▶ _Raw data_:
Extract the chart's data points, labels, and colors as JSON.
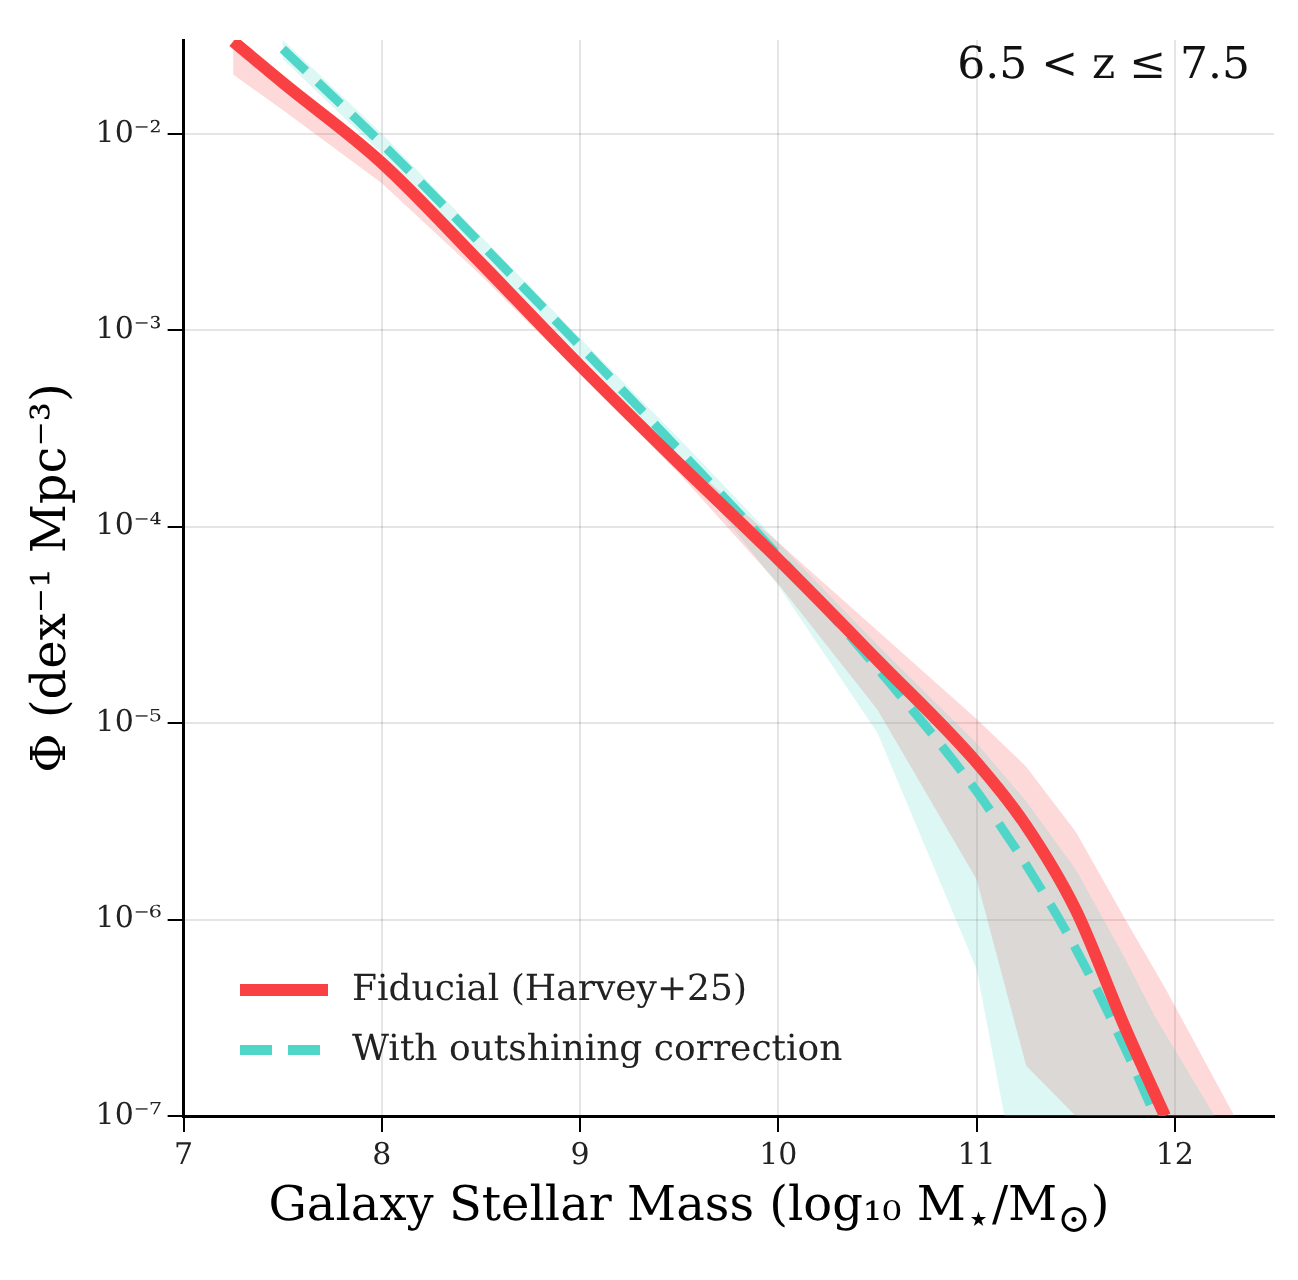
{
  "chart_data": {
    "type": "line",
    "xlabel": "Galaxy Stellar Mass (log₁₀ M$_{⋆}$/M$_{⊙}$)",
    "ylabel": "Φ (dex⁻¹ Mpc⁻³)",
    "annotations": [
      "6.5 < z ≤ 7.5"
    ],
    "log": "y",
    "xlim": [
      7,
      12.5
    ],
    "xticks": [
      7,
      8,
      9,
      10,
      11,
      12
    ],
    "ylim": [
      1e-07,
      0.03
    ],
    "yticks": [
      {
        "value": 1e-07,
        "label": "10⁻⁷"
      },
      {
        "value": 1e-06,
        "label": "10⁻⁶"
      },
      {
        "value": 1e-05,
        "label": "10⁻⁵"
      },
      {
        "value": 0.0001,
        "label": "10⁻⁴"
      },
      {
        "value": 0.001,
        "label": "10⁻³"
      },
      {
        "value": 0.01,
        "label": "10⁻²"
      }
    ],
    "grid": true,
    "legend": "bottom left",
    "series": [
      {
        "name": "Fiducial (Harvey+25)",
        "color": "#f94144",
        "line_style": "solid",
        "x": [
          7.25,
          7.5,
          8,
          8.5,
          9,
          9.5,
          10,
          10.5,
          11,
          11.25,
          11.5,
          11.75,
          11.95,
          12.3
        ],
        "values": [
          0.0295,
          0.0182,
          0.0071,
          0.00219,
          0.00066,
          0.000209,
          6.8e-05,
          2.09e-05,
          6.3e-06,
          3e-06,
          1.12e-06,
          2.8e-07,
          1e-07,
          null
        ],
        "upper": [
          0.03,
          0.0195,
          0.0076,
          0.00234,
          0.00071,
          0.000229,
          8.3e-05,
          2.95e-05,
          1.05e-05,
          6e-06,
          2.8e-06,
          1e-06,
          4.5e-07,
          1e-07
        ],
        "lower": [
          0.02,
          0.0132,
          0.0056,
          0.0019,
          0.0006,
          0.000186,
          5.1e-05,
          1.17e-05,
          1.6e-06,
          1.8e-07,
          1e-07,
          1e-07,
          1e-07,
          1e-07
        ]
      },
      {
        "name": "With outshining correction",
        "color": "#4fd6c9",
        "line_style": "dashed",
        "x": [
          7.5,
          8,
          8.5,
          9,
          9.5,
          10,
          10.5,
          11,
          11.14,
          11.25,
          11.5,
          11.75,
          11.9,
          12.2
        ],
        "values": [
          0.027,
          0.0089,
          0.00275,
          0.00083,
          0.000245,
          7.1e-05,
          1.9e-05,
          4.5e-06,
          2.8e-06,
          1.9e-06,
          7.1e-07,
          2.2e-07,
          1e-07,
          null
        ],
        "upper": [
          0.03,
          0.01,
          0.003,
          0.00091,
          0.00028,
          8.3e-05,
          2.5e-05,
          7.9e-06,
          5.4e-06,
          4e-06,
          1.8e-06,
          6.3e-07,
          3.2e-07,
          1e-07
        ],
        "lower": [
          0.024,
          0.0079,
          0.0024,
          0.00074,
          0.00022,
          5e-05,
          8.9e-06,
          5.6e-07,
          1e-07,
          1e-07,
          1e-07,
          1e-07,
          1e-07,
          1e-07
        ]
      }
    ]
  }
}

▶ _Required work_:
Make an exact copy of the listing above. Do not include the pictures.

▶ _Answer to the problem_:
Extract the chart's data points, labels, and colors as JSON.
{
  "chart_data": {
    "type": "line",
    "xlabel": "Galaxy Stellar Mass (log₁₀ M$_{⋆}$/M$_{⊙}$)",
    "ylabel": "Φ (dex⁻¹ Mpc⁻³)",
    "annotations": [
      "6.5 < z ≤ 7.5"
    ],
    "log": "y",
    "xlim": [
      7,
      12.5
    ],
    "xticks": [
      7,
      8,
      9,
      10,
      11,
      12
    ],
    "ylim": [
      1e-07,
      0.03
    ],
    "yticks": [
      {
        "value": 1e-07,
        "label": "10⁻⁷"
      },
      {
        "value": 1e-06,
        "label": "10⁻⁶"
      },
      {
        "value": 1e-05,
        "label": "10⁻⁵"
      },
      {
        "value": 0.0001,
        "label": "10⁻⁴"
      },
      {
        "value": 0.001,
        "label": "10⁻³"
      },
      {
        "value": 0.01,
        "label": "10⁻²"
      }
    ],
    "grid": true,
    "legend": "bottom left",
    "series": [
      {
        "name": "Fiducial (Harvey+25)",
        "color": "#f94144",
        "line_style": "solid",
        "x": [
          7.25,
          7.5,
          8,
          8.5,
          9,
          9.5,
          10,
          10.5,
          11,
          11.25,
          11.5,
          11.75,
          11.95,
          12.3
        ],
        "values": [
          0.0295,
          0.0182,
          0.0071,
          0.00219,
          0.00066,
          0.000209,
          6.8e-05,
          2.09e-05,
          6.3e-06,
          3e-06,
          1.12e-06,
          2.8e-07,
          1e-07,
          null
        ],
        "upper": [
          0.03,
          0.0195,
          0.0076,
          0.00234,
          0.00071,
          0.000229,
          8.3e-05,
          2.95e-05,
          1.05e-05,
          6e-06,
          2.8e-06,
          1e-06,
          4.5e-07,
          1e-07
        ],
        "lower": [
          0.02,
          0.0132,
          0.0056,
          0.0019,
          0.0006,
          0.000186,
          5.1e-05,
          1.17e-05,
          1.6e-06,
          1.8e-07,
          1e-07,
          1e-07,
          1e-07,
          1e-07
        ]
      },
      {
        "name": "With outshining correction",
        "color": "#4fd6c9",
        "line_style": "dashed",
        "x": [
          7.5,
          8,
          8.5,
          9,
          9.5,
          10,
          10.5,
          11,
          11.14,
          11.25,
          11.5,
          11.75,
          11.9,
          12.2
        ],
        "values": [
          0.027,
          0.0089,
          0.00275,
          0.00083,
          0.000245,
          7.1e-05,
          1.9e-05,
          4.5e-06,
          2.8e-06,
          1.9e-06,
          7.1e-07,
          2.2e-07,
          1e-07,
          null
        ],
        "upper": [
          0.03,
          0.01,
          0.003,
          0.00091,
          0.00028,
          8.3e-05,
          2.5e-05,
          7.9e-06,
          5.4e-06,
          4e-06,
          1.8e-06,
          6.3e-07,
          3.2e-07,
          1e-07
        ],
        "lower": [
          0.024,
          0.0079,
          0.0024,
          0.00074,
          0.00022,
          5e-05,
          8.9e-06,
          5.6e-07,
          1e-07,
          1e-07,
          1e-07,
          1e-07,
          1e-07,
          1e-07
        ]
      }
    ]
  }
}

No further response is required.